--- Start of EXERCISE INPUTS ---

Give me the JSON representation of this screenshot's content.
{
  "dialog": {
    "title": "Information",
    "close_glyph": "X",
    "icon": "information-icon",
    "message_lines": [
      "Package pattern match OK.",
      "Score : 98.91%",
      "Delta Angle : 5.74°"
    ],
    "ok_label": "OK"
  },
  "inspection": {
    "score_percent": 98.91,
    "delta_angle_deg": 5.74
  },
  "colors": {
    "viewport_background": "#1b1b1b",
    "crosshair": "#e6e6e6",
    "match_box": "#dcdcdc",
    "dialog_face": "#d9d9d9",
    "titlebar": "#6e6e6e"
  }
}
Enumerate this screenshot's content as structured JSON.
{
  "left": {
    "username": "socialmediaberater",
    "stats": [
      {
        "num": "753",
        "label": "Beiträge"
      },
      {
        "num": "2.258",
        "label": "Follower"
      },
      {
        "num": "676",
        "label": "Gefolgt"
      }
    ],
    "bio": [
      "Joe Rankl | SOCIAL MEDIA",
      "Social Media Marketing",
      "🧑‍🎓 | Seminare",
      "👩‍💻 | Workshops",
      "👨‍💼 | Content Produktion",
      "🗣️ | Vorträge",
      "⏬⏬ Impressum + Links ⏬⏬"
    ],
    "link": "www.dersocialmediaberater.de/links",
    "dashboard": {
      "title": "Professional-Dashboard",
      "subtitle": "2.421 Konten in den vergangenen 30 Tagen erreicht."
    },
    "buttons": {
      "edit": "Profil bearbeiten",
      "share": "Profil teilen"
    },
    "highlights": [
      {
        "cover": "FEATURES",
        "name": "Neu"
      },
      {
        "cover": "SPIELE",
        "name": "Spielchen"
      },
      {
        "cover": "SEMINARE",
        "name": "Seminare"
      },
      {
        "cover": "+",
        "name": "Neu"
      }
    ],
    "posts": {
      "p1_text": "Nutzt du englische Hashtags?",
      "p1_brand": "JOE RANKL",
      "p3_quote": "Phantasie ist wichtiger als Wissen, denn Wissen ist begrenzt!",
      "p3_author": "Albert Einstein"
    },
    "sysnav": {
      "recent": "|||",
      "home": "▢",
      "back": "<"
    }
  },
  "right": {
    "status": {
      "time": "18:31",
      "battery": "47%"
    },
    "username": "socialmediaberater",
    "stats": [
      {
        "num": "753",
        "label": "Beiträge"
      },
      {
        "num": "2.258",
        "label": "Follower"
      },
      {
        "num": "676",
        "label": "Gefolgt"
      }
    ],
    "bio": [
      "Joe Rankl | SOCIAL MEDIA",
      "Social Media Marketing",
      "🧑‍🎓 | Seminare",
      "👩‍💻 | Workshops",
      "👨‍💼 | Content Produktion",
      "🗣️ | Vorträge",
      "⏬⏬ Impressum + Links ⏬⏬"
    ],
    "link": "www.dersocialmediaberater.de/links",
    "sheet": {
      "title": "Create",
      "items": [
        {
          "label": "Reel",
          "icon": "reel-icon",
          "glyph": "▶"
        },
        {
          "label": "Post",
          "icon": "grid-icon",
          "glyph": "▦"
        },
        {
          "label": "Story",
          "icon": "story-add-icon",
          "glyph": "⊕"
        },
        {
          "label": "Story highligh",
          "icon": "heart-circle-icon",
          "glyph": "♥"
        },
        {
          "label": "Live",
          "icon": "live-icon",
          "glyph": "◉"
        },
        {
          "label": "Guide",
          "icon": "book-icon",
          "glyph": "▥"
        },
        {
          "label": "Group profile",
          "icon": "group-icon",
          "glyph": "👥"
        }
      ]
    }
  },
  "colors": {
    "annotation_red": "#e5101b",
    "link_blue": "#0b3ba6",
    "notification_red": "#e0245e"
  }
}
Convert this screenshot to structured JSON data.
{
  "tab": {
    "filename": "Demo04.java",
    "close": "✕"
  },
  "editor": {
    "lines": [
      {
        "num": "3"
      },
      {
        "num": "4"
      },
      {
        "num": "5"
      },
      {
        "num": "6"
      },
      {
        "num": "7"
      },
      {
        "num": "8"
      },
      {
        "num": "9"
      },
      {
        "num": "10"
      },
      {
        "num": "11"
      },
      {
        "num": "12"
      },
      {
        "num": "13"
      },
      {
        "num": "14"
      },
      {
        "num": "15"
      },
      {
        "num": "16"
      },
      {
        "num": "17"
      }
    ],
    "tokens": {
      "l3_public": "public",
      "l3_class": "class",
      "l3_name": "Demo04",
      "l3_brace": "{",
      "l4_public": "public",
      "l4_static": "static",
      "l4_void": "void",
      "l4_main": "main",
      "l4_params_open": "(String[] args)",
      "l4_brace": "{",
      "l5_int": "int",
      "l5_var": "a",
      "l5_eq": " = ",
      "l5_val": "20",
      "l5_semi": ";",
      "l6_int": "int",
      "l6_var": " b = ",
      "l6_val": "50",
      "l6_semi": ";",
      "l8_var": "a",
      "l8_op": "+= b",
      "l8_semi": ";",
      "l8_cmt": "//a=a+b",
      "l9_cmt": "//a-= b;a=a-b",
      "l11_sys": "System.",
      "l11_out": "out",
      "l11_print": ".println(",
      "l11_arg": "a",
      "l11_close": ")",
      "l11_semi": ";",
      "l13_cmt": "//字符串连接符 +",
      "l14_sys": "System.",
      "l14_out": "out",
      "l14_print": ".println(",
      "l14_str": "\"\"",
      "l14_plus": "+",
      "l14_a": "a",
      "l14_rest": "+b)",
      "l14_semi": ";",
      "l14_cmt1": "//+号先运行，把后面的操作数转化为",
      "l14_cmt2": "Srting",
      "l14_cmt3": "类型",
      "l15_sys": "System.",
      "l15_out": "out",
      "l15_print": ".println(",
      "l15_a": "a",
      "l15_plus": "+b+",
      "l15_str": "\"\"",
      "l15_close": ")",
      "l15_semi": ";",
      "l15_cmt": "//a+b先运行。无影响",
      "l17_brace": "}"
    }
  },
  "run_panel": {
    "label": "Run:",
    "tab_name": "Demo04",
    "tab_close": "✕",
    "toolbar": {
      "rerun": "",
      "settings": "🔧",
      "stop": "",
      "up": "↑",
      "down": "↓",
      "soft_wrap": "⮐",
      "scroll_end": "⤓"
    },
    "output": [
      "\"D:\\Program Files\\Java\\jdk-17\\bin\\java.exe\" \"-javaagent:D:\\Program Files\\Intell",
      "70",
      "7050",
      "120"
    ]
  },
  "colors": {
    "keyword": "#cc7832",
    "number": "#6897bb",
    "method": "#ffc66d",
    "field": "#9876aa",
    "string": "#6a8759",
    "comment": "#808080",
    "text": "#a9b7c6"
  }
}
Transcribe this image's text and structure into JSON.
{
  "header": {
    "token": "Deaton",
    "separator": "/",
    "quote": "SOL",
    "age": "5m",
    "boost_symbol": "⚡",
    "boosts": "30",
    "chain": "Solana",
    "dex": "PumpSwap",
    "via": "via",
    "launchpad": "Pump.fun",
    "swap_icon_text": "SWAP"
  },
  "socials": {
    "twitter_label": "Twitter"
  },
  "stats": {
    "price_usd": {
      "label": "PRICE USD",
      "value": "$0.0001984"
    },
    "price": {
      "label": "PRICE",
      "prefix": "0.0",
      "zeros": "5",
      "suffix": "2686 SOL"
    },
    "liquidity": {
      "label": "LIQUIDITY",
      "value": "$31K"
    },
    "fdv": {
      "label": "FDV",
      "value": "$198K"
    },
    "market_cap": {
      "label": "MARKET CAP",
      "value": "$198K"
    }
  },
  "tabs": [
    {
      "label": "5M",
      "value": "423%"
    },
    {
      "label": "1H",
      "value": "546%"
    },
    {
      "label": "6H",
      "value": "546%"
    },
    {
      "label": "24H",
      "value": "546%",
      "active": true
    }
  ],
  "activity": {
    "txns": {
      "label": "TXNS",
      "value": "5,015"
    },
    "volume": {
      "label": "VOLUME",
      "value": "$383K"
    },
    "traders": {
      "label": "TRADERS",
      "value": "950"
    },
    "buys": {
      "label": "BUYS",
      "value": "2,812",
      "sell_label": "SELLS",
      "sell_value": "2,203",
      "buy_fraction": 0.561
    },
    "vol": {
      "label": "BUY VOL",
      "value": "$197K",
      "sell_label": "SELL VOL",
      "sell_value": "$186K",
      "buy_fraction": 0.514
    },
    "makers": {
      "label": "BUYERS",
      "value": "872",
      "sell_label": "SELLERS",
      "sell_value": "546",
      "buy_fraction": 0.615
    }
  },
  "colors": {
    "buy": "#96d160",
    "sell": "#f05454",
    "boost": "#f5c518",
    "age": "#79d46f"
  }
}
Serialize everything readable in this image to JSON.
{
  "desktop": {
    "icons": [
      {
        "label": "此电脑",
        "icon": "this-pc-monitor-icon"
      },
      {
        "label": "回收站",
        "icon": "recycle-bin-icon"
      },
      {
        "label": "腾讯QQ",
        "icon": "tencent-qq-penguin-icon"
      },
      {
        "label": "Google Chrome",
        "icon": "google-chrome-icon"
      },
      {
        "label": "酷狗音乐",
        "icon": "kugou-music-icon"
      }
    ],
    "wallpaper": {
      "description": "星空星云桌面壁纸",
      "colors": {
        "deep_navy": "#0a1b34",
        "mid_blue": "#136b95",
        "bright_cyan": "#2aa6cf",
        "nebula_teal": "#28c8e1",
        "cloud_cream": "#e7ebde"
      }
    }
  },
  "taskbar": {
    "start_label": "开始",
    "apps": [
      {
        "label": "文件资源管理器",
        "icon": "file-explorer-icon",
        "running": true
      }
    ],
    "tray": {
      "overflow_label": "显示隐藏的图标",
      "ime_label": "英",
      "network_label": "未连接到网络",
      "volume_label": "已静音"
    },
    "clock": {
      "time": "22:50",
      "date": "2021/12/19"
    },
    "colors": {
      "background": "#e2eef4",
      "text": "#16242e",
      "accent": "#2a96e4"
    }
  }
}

--- End of EXERCISE INPUTS ---

GOAL
Find the word "structured" in the entries, and copy every line it shows up in.

TASK RESPONSE
Enumerate this screenshot's content as structured JSON.
Convert this screenshot to structured JSON data.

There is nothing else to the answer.